▸ Goal:
Determine how many lines contain the string "Users" and reply with that number alone.
------------------------------------
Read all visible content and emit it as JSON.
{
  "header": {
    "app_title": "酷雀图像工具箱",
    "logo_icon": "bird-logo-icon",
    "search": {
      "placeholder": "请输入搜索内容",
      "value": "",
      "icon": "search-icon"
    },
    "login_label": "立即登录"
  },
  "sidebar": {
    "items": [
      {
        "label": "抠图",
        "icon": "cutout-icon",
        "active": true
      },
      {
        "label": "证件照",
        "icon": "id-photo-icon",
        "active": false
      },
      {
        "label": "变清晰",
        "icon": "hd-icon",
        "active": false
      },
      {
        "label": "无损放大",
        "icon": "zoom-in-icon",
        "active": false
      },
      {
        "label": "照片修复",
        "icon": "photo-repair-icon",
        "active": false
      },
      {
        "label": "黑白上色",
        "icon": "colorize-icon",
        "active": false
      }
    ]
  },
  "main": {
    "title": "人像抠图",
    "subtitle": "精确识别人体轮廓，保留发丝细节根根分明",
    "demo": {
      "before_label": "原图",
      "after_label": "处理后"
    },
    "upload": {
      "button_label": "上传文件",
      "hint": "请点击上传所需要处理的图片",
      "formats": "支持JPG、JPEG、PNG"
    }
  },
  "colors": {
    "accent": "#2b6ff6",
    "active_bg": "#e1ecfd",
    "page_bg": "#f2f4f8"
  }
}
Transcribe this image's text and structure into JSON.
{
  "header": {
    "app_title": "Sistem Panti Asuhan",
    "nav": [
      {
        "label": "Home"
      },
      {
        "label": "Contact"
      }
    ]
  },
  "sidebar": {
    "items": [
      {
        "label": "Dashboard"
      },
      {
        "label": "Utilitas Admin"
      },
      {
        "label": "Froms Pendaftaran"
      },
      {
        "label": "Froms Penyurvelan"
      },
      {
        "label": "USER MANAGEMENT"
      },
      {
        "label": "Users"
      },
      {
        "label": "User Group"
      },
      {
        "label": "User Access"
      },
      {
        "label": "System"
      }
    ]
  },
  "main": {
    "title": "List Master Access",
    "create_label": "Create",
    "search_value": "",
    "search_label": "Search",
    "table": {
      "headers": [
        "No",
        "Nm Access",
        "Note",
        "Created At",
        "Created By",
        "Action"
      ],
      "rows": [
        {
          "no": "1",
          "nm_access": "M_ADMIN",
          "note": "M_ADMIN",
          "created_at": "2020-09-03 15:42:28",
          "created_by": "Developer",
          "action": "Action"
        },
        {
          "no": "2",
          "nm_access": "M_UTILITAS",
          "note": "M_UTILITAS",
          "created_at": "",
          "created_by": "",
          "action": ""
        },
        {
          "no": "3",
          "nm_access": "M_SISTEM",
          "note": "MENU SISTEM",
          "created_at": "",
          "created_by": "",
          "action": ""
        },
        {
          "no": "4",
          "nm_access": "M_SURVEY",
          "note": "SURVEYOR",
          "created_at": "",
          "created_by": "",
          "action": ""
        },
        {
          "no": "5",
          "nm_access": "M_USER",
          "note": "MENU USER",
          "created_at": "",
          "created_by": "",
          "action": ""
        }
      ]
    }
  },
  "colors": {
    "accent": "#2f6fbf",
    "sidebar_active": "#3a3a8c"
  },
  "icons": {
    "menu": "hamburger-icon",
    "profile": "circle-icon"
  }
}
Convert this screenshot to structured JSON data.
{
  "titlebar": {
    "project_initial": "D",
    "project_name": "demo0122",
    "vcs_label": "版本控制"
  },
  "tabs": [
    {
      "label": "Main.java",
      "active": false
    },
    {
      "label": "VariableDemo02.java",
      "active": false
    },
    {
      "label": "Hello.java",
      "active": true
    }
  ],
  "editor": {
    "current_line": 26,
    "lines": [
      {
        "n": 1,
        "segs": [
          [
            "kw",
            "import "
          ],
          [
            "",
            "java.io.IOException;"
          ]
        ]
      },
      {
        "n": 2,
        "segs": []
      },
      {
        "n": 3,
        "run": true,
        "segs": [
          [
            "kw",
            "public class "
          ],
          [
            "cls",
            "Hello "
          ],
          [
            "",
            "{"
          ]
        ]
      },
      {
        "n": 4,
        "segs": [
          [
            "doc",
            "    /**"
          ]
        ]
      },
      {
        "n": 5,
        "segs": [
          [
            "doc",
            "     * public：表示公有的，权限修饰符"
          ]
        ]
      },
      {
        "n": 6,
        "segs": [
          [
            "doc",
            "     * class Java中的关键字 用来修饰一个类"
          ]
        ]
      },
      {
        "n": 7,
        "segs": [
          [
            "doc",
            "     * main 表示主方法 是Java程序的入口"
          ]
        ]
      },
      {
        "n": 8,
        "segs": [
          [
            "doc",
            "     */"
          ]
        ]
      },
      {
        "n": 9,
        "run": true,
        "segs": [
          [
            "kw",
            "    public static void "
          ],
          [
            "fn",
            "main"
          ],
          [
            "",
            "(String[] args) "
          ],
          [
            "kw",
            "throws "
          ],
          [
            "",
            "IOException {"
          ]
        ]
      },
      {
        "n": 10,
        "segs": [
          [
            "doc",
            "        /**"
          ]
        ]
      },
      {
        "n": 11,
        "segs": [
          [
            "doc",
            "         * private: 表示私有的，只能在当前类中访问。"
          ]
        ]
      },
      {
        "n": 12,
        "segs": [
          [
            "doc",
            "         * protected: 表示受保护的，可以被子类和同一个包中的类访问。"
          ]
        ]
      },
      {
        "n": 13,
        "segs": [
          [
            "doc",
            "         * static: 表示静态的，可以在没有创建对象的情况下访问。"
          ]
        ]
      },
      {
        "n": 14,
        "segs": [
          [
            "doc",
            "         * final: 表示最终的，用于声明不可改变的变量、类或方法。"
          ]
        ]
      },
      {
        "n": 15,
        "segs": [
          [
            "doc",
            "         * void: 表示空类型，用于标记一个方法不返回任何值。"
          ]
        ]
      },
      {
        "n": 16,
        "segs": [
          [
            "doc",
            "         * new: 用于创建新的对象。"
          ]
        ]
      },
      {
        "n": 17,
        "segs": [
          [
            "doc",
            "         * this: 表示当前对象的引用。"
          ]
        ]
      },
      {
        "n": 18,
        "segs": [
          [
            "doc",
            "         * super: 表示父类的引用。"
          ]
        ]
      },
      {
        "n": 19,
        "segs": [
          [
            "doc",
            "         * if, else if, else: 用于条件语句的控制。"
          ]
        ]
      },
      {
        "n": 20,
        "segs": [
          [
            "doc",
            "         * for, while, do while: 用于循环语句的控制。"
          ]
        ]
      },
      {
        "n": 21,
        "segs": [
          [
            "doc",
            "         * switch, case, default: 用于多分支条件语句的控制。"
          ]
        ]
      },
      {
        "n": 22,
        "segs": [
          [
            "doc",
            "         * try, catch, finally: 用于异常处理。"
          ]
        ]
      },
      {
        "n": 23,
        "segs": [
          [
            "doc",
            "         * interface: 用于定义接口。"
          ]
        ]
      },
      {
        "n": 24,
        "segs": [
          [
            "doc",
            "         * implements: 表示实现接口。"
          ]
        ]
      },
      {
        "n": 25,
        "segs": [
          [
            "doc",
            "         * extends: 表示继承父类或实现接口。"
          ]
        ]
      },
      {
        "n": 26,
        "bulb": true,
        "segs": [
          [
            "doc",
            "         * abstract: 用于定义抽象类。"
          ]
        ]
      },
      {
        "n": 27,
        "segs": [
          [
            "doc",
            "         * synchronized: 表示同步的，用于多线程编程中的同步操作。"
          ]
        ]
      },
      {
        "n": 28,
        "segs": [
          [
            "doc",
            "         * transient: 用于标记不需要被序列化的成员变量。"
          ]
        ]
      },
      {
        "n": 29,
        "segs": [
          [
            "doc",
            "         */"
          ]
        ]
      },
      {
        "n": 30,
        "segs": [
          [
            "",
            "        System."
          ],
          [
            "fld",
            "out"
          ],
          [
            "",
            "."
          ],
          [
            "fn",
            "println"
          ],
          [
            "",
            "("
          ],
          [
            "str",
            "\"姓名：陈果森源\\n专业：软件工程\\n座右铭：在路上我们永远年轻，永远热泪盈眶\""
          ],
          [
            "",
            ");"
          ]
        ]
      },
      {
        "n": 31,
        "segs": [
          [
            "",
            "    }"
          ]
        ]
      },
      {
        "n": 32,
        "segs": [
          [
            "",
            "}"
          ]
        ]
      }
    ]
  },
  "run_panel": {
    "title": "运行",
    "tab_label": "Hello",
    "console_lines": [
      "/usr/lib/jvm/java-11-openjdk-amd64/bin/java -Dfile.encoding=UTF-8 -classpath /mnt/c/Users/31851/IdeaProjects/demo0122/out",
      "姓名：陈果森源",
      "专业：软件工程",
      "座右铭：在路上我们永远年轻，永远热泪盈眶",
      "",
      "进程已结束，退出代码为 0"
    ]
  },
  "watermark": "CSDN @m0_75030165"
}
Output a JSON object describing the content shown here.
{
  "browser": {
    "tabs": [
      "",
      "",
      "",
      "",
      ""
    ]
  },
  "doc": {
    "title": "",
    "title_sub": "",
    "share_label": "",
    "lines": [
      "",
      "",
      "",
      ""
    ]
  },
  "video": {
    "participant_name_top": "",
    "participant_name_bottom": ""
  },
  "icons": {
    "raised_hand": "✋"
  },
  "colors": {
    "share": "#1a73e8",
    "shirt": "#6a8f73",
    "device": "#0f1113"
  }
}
------------------------------------
▸ Written answer:
2